### TASK PROMPT
Return every entry exactly.

### GIVEN DATA
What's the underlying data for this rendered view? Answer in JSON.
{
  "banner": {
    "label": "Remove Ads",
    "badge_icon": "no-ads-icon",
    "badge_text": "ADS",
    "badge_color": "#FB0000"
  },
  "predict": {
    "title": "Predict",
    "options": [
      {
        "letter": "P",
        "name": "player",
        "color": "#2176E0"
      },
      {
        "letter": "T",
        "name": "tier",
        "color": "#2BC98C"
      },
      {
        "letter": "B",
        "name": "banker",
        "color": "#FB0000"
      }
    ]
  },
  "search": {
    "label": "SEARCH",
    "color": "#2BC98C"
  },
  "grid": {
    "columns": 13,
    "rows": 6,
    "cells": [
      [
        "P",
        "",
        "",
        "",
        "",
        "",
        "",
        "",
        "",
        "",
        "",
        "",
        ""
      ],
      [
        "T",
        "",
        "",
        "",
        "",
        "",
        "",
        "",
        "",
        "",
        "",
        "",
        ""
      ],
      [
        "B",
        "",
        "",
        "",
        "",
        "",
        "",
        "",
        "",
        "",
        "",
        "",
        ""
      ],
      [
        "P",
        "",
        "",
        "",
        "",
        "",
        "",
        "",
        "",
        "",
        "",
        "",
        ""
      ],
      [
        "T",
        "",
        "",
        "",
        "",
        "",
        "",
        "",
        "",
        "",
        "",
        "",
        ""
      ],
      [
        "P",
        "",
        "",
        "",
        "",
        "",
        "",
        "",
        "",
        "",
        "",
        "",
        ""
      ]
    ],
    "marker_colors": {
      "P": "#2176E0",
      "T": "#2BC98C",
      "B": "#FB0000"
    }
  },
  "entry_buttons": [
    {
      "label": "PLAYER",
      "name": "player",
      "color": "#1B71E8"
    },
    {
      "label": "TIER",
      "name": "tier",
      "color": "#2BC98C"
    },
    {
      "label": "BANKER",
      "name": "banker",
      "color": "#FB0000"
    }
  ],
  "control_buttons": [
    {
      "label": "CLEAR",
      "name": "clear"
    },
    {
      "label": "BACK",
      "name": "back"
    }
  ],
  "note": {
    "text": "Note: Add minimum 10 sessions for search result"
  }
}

### RESULT OF THE TASK
What's the underlying data for this rendered view? Answer in JSON.
{
  "banner": {
    "label": "Remove Ads",
    "badge_icon": "no-ads-icon",
    "badge_text": "ADS",
    "badge_color": "#FB0000"
  },
  "predict": {
    "title": "Predict",
    "options": [
      {
        "letter": "P",
        "name": "player",
        "color": "#2176E0"
      },
      {
        "letter": "T",
        "name": "tier",
        "color": "#2BC98C"
      },
      {
        "letter": "B",
        "name": "banker",
        "color": "#FB0000"
      }
    ]
  },
  "search": {
    "label": "SEARCH",
    "color": "#2BC98C"
  },
  "grid": {
    "columns": 13,
    "rows": 6,
    "cells": [
      [
        "P",
        "",
        "",
        "",
        "",
        "",
        "",
        "",
        "",
        "",
        "",
        "",
        ""
      ],
      [
        "T",
        "",
        "",
        "",
        "",
        "",
        "",
        "",
        "",
        "",
        "",
        "",
        ""
      ],
      [
        "B",
        "",
        "",
        "",
        "",
        "",
        "",
        "",
        "",
        "",
        "",
        "",
        ""
      ],
      [
        "P",
        "",
        "",
        "",
        "",
        "",
        "",
        "",
        "",
        "",
        "",
        "",
        ""
      ],
      [
        "T",
        "",
        "",
        "",
        "",
        "",
        "",
        "",
        "",
        "",
        "",
        "",
        ""
      ],
      [
        "P",
        "",
        "",
        "",
        "",
        "",
        "",
        "",
        "",
        "",
        "",
        "",
        ""
      ]
    ],
    "marker_colors": {
      "P": "#2176E0",
      "T": "#2BC98C",
      "B": "#FB0000"
    }
  },
  "entry_buttons": [
    {
      "label": "PLAYER",
      "name": "player",
      "color": "#1B71E8"
    },
    {
      "label": "TIER",
      "name": "tier",
      "color": "#2BC98C"
    },
    {
      "label": "BANKER",
      "name": "banker",
      "color": "#FB0000"
    }
  ],
  "control_buttons": [
    {
      "label": "CLEAR",
      "name": "clear"
    },
    {
      "label": "BACK",
      "name": "back"
    }
  ],
  "note": {
    "text": "Note: Add minimum 10 sessions for search result"
  }
}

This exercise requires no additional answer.